-- begin --

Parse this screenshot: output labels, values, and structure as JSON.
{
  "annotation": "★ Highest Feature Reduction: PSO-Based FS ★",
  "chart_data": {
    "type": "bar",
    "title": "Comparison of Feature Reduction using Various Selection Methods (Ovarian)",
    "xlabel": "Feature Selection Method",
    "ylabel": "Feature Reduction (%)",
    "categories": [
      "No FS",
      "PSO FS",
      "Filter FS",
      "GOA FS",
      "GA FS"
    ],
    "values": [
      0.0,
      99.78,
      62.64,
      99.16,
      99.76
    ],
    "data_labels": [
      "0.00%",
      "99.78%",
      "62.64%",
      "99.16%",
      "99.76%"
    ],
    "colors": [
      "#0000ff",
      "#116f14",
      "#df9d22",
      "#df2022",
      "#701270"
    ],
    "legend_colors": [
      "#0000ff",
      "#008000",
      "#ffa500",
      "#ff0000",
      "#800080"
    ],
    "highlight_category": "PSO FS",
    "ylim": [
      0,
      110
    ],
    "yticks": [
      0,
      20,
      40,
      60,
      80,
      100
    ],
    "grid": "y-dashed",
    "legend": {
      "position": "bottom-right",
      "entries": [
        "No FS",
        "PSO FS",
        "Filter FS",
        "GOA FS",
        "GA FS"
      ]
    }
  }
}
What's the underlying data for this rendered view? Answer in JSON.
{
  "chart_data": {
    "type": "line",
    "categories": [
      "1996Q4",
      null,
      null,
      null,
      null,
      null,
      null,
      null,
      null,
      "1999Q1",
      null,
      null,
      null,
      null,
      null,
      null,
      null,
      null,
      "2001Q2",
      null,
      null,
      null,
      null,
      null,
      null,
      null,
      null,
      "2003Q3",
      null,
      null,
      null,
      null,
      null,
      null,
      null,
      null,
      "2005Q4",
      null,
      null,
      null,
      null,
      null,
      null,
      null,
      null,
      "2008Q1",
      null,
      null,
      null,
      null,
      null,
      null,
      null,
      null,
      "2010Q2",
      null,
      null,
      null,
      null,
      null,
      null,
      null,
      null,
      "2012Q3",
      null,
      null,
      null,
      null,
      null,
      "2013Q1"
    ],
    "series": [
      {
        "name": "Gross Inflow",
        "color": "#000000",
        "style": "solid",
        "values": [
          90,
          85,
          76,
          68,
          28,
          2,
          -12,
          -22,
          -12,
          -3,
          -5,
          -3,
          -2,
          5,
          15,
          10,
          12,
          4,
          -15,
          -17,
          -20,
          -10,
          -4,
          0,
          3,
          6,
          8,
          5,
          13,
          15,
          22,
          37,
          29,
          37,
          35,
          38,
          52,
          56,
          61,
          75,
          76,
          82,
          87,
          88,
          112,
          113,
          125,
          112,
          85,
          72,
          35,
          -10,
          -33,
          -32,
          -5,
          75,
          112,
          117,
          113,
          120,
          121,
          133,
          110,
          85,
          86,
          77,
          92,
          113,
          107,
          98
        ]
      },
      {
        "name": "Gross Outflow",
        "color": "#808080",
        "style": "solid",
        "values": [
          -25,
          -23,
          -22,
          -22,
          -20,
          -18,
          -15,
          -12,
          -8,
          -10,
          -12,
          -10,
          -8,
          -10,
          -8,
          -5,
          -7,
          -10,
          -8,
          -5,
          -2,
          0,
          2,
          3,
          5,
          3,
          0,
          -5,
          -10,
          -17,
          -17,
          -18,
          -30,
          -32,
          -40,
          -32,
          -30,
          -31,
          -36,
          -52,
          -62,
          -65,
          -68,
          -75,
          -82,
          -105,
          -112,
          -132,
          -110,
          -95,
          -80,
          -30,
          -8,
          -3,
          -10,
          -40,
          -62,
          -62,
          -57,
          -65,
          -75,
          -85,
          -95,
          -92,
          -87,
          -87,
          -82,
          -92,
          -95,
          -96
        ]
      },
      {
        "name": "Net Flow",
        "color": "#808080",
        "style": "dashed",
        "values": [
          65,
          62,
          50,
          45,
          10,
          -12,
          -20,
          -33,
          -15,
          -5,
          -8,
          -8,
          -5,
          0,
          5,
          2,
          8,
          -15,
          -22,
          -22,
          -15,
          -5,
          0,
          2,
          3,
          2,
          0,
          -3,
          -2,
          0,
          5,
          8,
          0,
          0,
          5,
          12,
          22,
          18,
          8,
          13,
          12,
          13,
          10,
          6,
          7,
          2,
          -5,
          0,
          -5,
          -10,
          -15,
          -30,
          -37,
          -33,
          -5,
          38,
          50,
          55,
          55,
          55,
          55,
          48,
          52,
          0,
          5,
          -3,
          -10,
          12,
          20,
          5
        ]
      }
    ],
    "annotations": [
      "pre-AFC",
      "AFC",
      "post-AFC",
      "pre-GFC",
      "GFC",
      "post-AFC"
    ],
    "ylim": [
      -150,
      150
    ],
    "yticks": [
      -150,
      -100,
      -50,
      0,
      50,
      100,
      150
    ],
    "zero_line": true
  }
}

-- end --

▸ THE PROBLEM
Output all records verbatim.

▸ EXPECTED ANSWER
Parse this screenshot: output labels, values, and structure as JSON.
{
  "annotation": "★ Highest Feature Reduction: PSO-Based FS ★",
  "chart_data": {
    "type": "bar",
    "title": "Comparison of Feature Reduction using Various Selection Methods (Ovarian)",
    "xlabel": "Feature Selection Method",
    "ylabel": "Feature Reduction (%)",
    "categories": [
      "No FS",
      "PSO FS",
      "Filter FS",
      "GOA FS",
      "GA FS"
    ],
    "values": [
      0.0,
      99.78,
      62.64,
      99.16,
      99.76
    ],
    "data_labels": [
      "0.00%",
      "99.78%",
      "62.64%",
      "99.16%",
      "99.76%"
    ],
    "colors": [
      "#0000ff",
      "#116f14",
      "#df9d22",
      "#df2022",
      "#701270"
    ],
    "legend_colors": [
      "#0000ff",
      "#008000",
      "#ffa500",
      "#ff0000",
      "#800080"
    ],
    "highlight_category": "PSO FS",
    "ylim": [
      0,
      110
    ],
    "yticks": [
      0,
      20,
      40,
      60,
      80,
      100
    ],
    "grid": "y-dashed",
    "legend": {
      "position": "bottom-right",
      "entries": [
        "No FS",
        "PSO FS",
        "Filter FS",
        "GOA FS",
        "GA FS"
      ]
    }
  }
}
What's the underlying data for this rendered view? Answer in JSON.
{
  "chart_data": {
    "type": "line",
    "categories": [
      "1996Q4",
      null,
      null,
      null,
      null,
      null,
      null,
      null,
      null,
      "1999Q1",
      null,
      null,
      null,
      null,
      null,
      null,
      null,
      null,
      "2001Q2",
      null,
      null,
      null,
      null,
      null,
      null,
      null,
      null,
      "2003Q3",
      null,
      null,
      null,
      null,
      null,
      null,
      null,
      null,
      "2005Q4",
      null,
      null,
      null,
      null,
      null,
      null,
      null,
      null,
      "2008Q1",
      null,
      null,
      null,
      null,
      null,
      null,
      null,
      null,
      "2010Q2",
      null,
      null,
      null,
      null,
      null,
      null,
      null,
      null,
      "2012Q3",
      null,
      null,
      null,
      null,
      null,
      "2013Q1"
    ],
    "series": [
      {
        "name": "Gross Inflow",
        "color": "#000000",
        "style": "solid",
        "values": [
          90,
          85,
          76,
          68,
          28,
          2,
          -12,
          -22,
          -12,
          -3,
          -5,
          -3,
          -2,
          5,
          15,
          10,
          12,
          4,
          -15,
          -17,
          -20,
          -10,
          -4,
          0,
          3,
          6,
          8,
          5,
          13,
          15,
          22,
          37,
          29,
          37,
          35,
          38,
          52,
          56,
          61,
          75,
          76,
          82,
          87,
          88,
          112,
          113,
          125,
          112,
          85,
          72,
          35,
          -10,
          -33,
          -32,
          -5,
          75,
          112,
          117,
          113,
          120,
          121,
          133,
          110,
          85,
          86,
          77,
          92,
          113,
          107,
          98
        ]
      },
      {
        "name": "Gross Outflow",
        "color": "#808080",
        "style": "solid",
        "values": [
          -25,
          -23,
          -22,
          -22,
          -20,
          -18,
          -15,
          -12,
          -8,
          -10,
          -12,
          -10,
          -8,
          -10,
          -8,
          -5,
          -7,
          -10,
          -8,
          -5,
          -2,
          0,
          2,
          3,
          5,
          3,
          0,
          -5,
          -10,
          -17,
          -17,
          -18,
          -30,
          -32,
          -40,
          -32,
          -30,
          -31,
          -36,
          -52,
          -62,
          -65,
          -68,
          -75,
          -82,
          -105,
          -112,
          -132,
          -110,
          -95,
          -80,
          -30,
          -8,
          -3,
          -10,
          -40,
          -62,
          -62,
          -57,
          -65,
          -75,
          -85,
          -95,
          -92,
          -87,
          -87,
          -82,
          -92,
          -95,
          -96
        ]
      },
      {
        "name": "Net Flow",
        "color": "#808080",
        "style": "dashed",
        "values": [
          65,
          62,
          50,
          45,
          10,
          -12,
          -20,
          -33,
          -15,
          -5,
          -8,
          -8,
          -5,
          0,
          5,
          2,
          8,
          -15,
          -22,
          -22,
          -15,
          -5,
          0,
          2,
          3,
          2,
          0,
          -3,
          -2,
          0,
          5,
          8,
          0,
          0,
          5,
          12,
          22,
          18,
          8,
          13,
          12,
          13,
          10,
          6,
          7,
          2,
          -5,
          0,
          -5,
          -10,
          -15,
          -30,
          -37,
          -33,
          -5,
          38,
          50,
          55,
          55,
          55,
          55,
          48,
          52,
          0,
          5,
          -3,
          -10,
          12,
          20,
          5
        ]
      }
    ],
    "annotations": [
      "pre-AFC",
      "AFC",
      "post-AFC",
      "pre-GFC",
      "GFC",
      "post-AFC"
    ],
    "ylim": [
      -150,
      150
    ],
    "yticks": [
      -150,
      -100,
      -50,
      0,
      50,
      100,
      150
    ],
    "zero_line": true
  }
}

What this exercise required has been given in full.